Given task
Scan the listing below. Report each line that includes "bottom".

------ Given data ------

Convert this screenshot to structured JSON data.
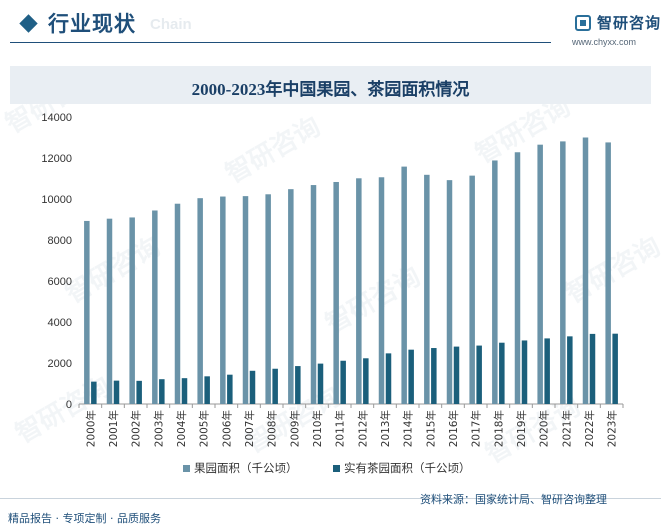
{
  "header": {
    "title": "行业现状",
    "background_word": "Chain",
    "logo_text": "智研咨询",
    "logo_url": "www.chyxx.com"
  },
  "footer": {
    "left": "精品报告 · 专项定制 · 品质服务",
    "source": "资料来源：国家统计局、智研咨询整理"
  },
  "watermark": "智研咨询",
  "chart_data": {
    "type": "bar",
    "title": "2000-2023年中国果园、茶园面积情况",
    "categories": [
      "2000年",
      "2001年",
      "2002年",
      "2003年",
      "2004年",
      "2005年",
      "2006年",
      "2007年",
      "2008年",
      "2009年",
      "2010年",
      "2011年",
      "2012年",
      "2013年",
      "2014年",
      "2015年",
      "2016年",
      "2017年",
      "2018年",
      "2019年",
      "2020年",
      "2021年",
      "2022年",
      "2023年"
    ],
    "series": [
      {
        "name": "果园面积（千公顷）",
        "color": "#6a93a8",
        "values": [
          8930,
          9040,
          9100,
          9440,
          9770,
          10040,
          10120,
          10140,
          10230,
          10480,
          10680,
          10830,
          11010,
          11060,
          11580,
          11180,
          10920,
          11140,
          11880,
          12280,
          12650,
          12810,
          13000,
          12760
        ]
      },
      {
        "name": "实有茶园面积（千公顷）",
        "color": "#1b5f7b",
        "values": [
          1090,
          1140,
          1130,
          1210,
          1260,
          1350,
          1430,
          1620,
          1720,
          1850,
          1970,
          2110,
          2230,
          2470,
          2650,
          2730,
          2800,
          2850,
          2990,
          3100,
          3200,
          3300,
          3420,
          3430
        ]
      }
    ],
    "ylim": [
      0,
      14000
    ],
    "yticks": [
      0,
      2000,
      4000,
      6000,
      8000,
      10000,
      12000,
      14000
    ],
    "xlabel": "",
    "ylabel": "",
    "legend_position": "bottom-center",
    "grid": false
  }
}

------
------ Given data ------

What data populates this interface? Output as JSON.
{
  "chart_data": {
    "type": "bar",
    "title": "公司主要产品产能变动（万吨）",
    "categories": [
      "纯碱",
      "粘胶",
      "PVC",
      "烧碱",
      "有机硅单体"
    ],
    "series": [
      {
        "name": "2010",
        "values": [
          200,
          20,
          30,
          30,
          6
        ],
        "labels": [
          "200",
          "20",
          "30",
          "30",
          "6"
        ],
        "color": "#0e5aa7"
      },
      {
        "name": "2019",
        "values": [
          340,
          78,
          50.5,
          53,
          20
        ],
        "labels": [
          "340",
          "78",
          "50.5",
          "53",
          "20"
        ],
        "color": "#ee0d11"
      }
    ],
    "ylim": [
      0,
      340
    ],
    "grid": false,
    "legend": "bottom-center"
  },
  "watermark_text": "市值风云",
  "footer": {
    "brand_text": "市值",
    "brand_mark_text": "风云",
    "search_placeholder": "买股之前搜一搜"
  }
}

------
------ Given data ------

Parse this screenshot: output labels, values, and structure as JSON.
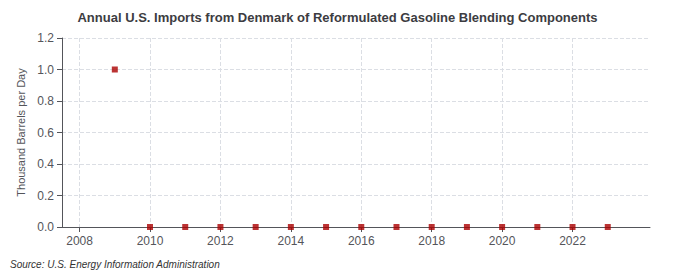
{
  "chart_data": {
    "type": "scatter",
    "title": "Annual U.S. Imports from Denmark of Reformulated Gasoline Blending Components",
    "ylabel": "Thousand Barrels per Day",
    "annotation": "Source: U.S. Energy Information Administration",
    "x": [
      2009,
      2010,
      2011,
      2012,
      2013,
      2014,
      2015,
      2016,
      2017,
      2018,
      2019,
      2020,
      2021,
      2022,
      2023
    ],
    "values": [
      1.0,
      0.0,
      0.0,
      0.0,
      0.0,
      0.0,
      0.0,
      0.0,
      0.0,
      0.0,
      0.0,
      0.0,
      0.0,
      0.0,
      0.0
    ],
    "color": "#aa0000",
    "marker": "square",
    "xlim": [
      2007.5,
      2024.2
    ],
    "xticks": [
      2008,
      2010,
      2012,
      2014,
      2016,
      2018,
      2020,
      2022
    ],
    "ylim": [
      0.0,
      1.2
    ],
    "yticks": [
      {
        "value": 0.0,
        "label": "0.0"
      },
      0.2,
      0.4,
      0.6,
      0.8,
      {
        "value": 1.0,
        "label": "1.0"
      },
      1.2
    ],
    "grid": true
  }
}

------

Answer for this exercise
    "legend_position": "bottom-center",
    "legend": "bottom-center"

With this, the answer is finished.